■ Direction
Transcribe the entries that follow exactly as they appear, minus pictures.

■ Records shown
────────────────

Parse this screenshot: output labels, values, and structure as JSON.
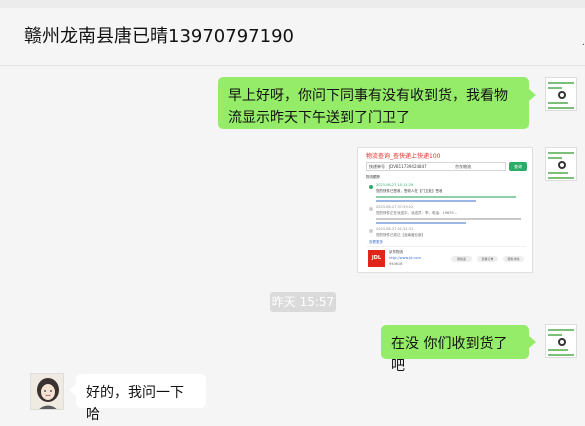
{
  "window": {
    "title": "赣州龙南县唐已晴13970797190",
    "controls": [
      "pin-icon",
      "minimize-icon",
      "maximize-icon",
      "close-icon"
    ]
  },
  "strip": {
    "tabs": [
      "",
      "",
      ""
    ]
  },
  "messages": [
    {
      "id": "m1",
      "side": "right",
      "text": "早上好呀，你问下同事有没有收到货，我看物流显示昨天下午送到了门卫了"
    },
    {
      "id": "m2",
      "side": "right",
      "type": "image",
      "image": {
        "title": "物流查询_查快递上快递100",
        "search_label": "快递单号",
        "search_value": "JDVB11739424847",
        "carrier_select": "京东物流",
        "query_button": "查询",
        "section_label": "物流跟踪",
        "events": [
          {
            "time": "2023-06-27 15:11:29",
            "text": "您的快件已签收，签收人在【门卫处】签收"
          },
          {
            "time": "2023-06-27 07:29:22",
            "text": "您的快件正在派送中，派送员：李，电话：19879... "
          },
          {
            "time": "2023-06-27 01:31:31",
            "text": "您的快件已到达【龙南营业部】"
          }
        ],
        "more_link": "查看更多",
        "carrier_name": "京东物流",
        "carrier_site": "http://www.jd.com",
        "carrier_phone": "950616",
        "logo_text": "JDL",
        "action_buttons": [
          "寄快递",
          "查看订单",
          "服务详情"
        ]
      }
    },
    {
      "id": "ts1",
      "type": "timestamp",
      "text": "昨天 15:57"
    },
    {
      "id": "m3",
      "side": "right",
      "text": "在没 你们收到货了吧"
    },
    {
      "id": "m4",
      "side": "left",
      "text": "好的，我问一下哈"
    }
  ],
  "colors": {
    "outgoing_bubble": "#95ec69",
    "incoming_bubble": "#ffffff",
    "background": "#f5f5f5",
    "timestamp_bg": "#dadada",
    "logistics_red": "#e0312a",
    "logistics_green": "#2aae67"
  }
}
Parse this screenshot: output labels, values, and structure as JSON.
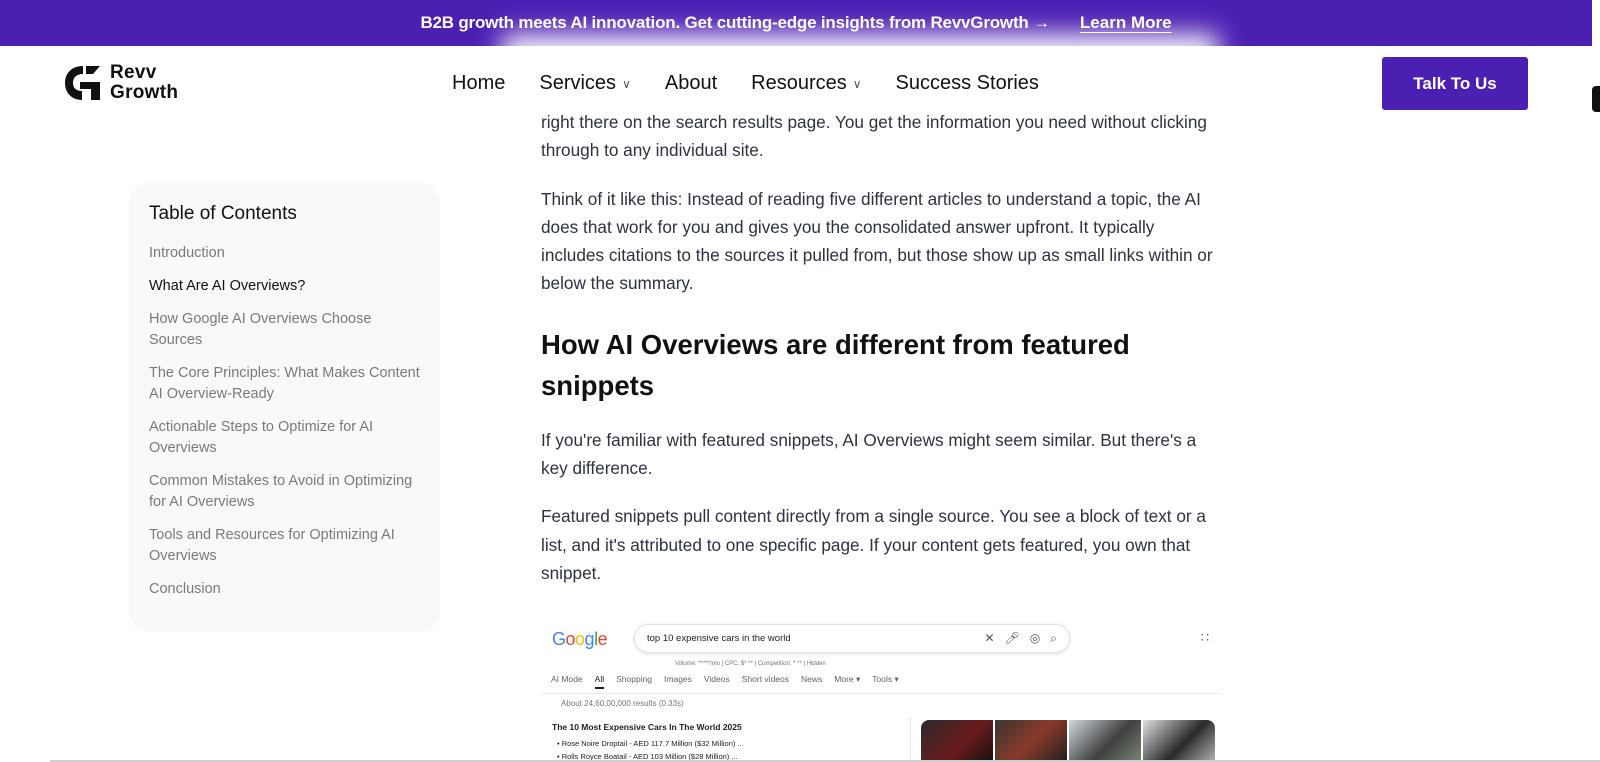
{
  "announcement": {
    "text": "B2B growth meets AI innovation. Get cutting-edge insights from RevvGrowth →",
    "link_label": "Learn More"
  },
  "header": {
    "logo_line1": "Revv",
    "logo_line2": "Growth",
    "nav": [
      {
        "label": "Home",
        "has_dropdown": false
      },
      {
        "label": "Services",
        "has_dropdown": true
      },
      {
        "label": "About",
        "has_dropdown": false
      },
      {
        "label": "Resources",
        "has_dropdown": true
      },
      {
        "label": "Success Stories",
        "has_dropdown": false
      }
    ],
    "cta_label": "Talk To Us"
  },
  "toc": {
    "title": "Table of Contents",
    "items": [
      {
        "label": "Introduction",
        "active": false
      },
      {
        "label": "What Are AI Overviews?",
        "active": true
      },
      {
        "label": "How Google AI Overviews Choose Sources",
        "active": false
      },
      {
        "label": "The Core Principles: What Makes Content AI Overview-Ready",
        "active": false
      },
      {
        "label": "Actionable Steps to Optimize for AI Overviews",
        "active": false
      },
      {
        "label": "Common Mistakes to Avoid in Optimizing for AI Overviews",
        "active": false
      },
      {
        "label": "Tools and Resources for Optimizing AI Overviews",
        "active": false
      },
      {
        "label": "Conclusion",
        "active": false
      }
    ]
  },
  "article": {
    "p0": "right there on the search results page. You get the information you need without clicking through to any individual site.",
    "p1": "Think of it like this: Instead of reading five different articles to understand a topic, the AI does that work for you and gives you the consolidated answer upfront. It typically includes citations to the sources it pulled from, but those show up as small links within or below the summary.",
    "h2": "How AI Overviews are different from featured snippets",
    "p2": "If you're familiar with featured snippets, AI Overviews might seem similar. But there's a key difference.",
    "p3": "Featured snippets pull content directly from a single source. You see a block of text or a list, and it's attributed to one specific page. If your content gets featured, you own that snippet."
  },
  "figure": {
    "logo": "Google",
    "query": "top 10 expensive cars in the world",
    "volume": "Volume: *****/mo | CPC: $* ** | Competition: * ** | Hidden",
    "tabs": [
      "AI Mode",
      "All",
      "Shopping",
      "Images",
      "Videos",
      "Short videos",
      "News",
      "More ▾",
      "Tools ▾"
    ],
    "selected_tab": "All",
    "results_count": "About 24,60,00,000 results (0.33s)",
    "result_title": "The 10 Most Expensive Cars In The World 2025",
    "bullets": [
      "Rose Noire Droptail - AED 117.7 Million ($32 Million) ...",
      "Rolls Royce Boatail - AED 103 Million ($28 Million) ..."
    ]
  },
  "colors": {
    "brand": "#4c1fb3",
    "text": "#2d3142"
  }
}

────────────────

■ Answer to this task
Parse this screenshot: output labels, values, and structure as JSON.
{
  "window": {
    "title": "赣州龙南县唐已晴13970797190",
    "controls": [
      "pin-icon",
      "minimize-icon",
      "maximize-icon",
      "close-icon"
    ]
  },
  "strip": {
    "tabs": [
      "",
      "",
      ""
    ]
  },
  "messages": [
    {
      "id": "m1",
      "side": "right",
      "text": "早上好呀，你问下同事有没有收到货，我看物流显示昨天下午送到了门卫了"
    },
    {
      "id": "m2",
      "side": "right",
      "type": "image",
      "image": {
        "title": "物流查询_查快递上快递100",
        "search_label": "快递单号",
        "search_value": "JDVB11739424847",
        "carrier_select": "京东物流",
        "query_button": "查询",
        "section_label": "物流跟踪",
        "events": [
          {
            "time": "2023-06-27 15:11:29",
            "text": "您的快件已签收，签收人在【门卫处】签收"
          },
          {
            "time": "2023-06-27 07:29:22",
            "text": "您的快件正在派送中，派送员：李，电话：19879... "
          },
          {
            "time": "2023-06-27 01:31:31",
            "text": "您的快件已到达【龙南营业部】"
          }
        ],
        "more_link": "查看更多",
        "carrier_name": "京东物流",
        "carrier_site": "http://www.jd.com",
        "carrier_phone": "950616",
        "logo_text": "JDL",
        "action_buttons": [
          "寄快递",
          "查看订单",
          "服务详情"
        ]
      }
    },
    {
      "id": "ts1",
      "type": "timestamp",
      "text": "昨天 15:57"
    },
    {
      "id": "m3",
      "side": "right",
      "text": "在没 你们收到货了吧"
    },
    {
      "id": "m4",
      "side": "left",
      "text": "好的，我问一下哈"
    }
  ],
  "colors": {
    "outgoing_bubble": "#95ec69",
    "incoming_bubble": "#ffffff",
    "background": "#f5f5f5",
    "timestamp_bg": "#dadada",
    "logistics_red": "#e0312a",
    "logistics_green": "#2aae67"
  }
}
Parse this screenshot: output labels, values, and structure as JSON.
{
  "announcement": {
    "text": "B2B growth meets AI innovation. Get cutting-edge insights from RevvGrowth →",
    "link_label": "Learn More"
  },
  "header": {
    "logo_line1": "Revv",
    "logo_line2": "Growth",
    "nav": [
      {
        "label": "Home",
        "has_dropdown": false
      },
      {
        "label": "Services",
        "has_dropdown": true
      },
      {
        "label": "About",
        "has_dropdown": false
      },
      {
        "label": "Resources",
        "has_dropdown": true
      },
      {
        "label": "Success Stories",
        "has_dropdown": false
      }
    ],
    "cta_label": "Talk To Us"
  },
  "toc": {
    "title": "Table of Contents",
    "items": [
      {
        "label": "Introduction",
        "active": false
      },
      {
        "label": "What Are AI Overviews?",
        "active": true
      },
      {
        "label": "How Google AI Overviews Choose Sources",
        "active": false
      },
      {
        "label": "The Core Principles: What Makes Content AI Overview-Ready",
        "active": false
      },
      {
        "label": "Actionable Steps to Optimize for AI Overviews",
        "active": false
      },
      {
        "label": "Common Mistakes to Avoid in Optimizing for AI Overviews",
        "active": false
      },
      {
        "label": "Tools and Resources for Optimizing AI Overviews",
        "active": false
      },
      {
        "label": "Conclusion",
        "active": false
      }
    ]
  },
  "article": {
    "p0": "right there on the search results page. You get the information you need without clicking through to any individual site.",
    "p1": "Think of it like this: Instead of reading five different articles to understand a topic, the AI does that work for you and gives you the consolidated answer upfront. It typically includes citations to the sources it pulled from, but those show up as small links within or below the summary.",
    "h2": "How AI Overviews are different from featured snippets",
    "p2": "If you're familiar with featured snippets, AI Overviews might seem similar. But there's a key difference.",
    "p3": "Featured snippets pull content directly from a single source. You see a block of text or a list, and it's attributed to one specific page. If your content gets featured, you own that snippet."
  },
  "figure": {
    "logo": "Google",
    "query": "top 10 expensive cars in the world",
    "volume": "Volume: *****/mo | CPC: $* ** | Competition: * ** | Hidden",
    "tabs": [
      "AI Mode",
      "All",
      "Shopping",
      "Images",
      "Videos",
      "Short videos",
      "News",
      "More ▾",
      "Tools ▾"
    ],
    "selected_tab": "All",
    "results_count": "About 24,60,00,000 results (0.33s)",
    "result_title": "The 10 Most Expensive Cars In The World 2025",
    "bullets": [
      "Rose Noire Droptail - AED 117.7 Million ($32 Million) ...",
      "Rolls Royce Boatail - AED 103 Million ($28 Million) ..."
    ]
  },
  "colors": {
    "brand": "#4c1fb3",
    "text": "#2d3142"
  }
}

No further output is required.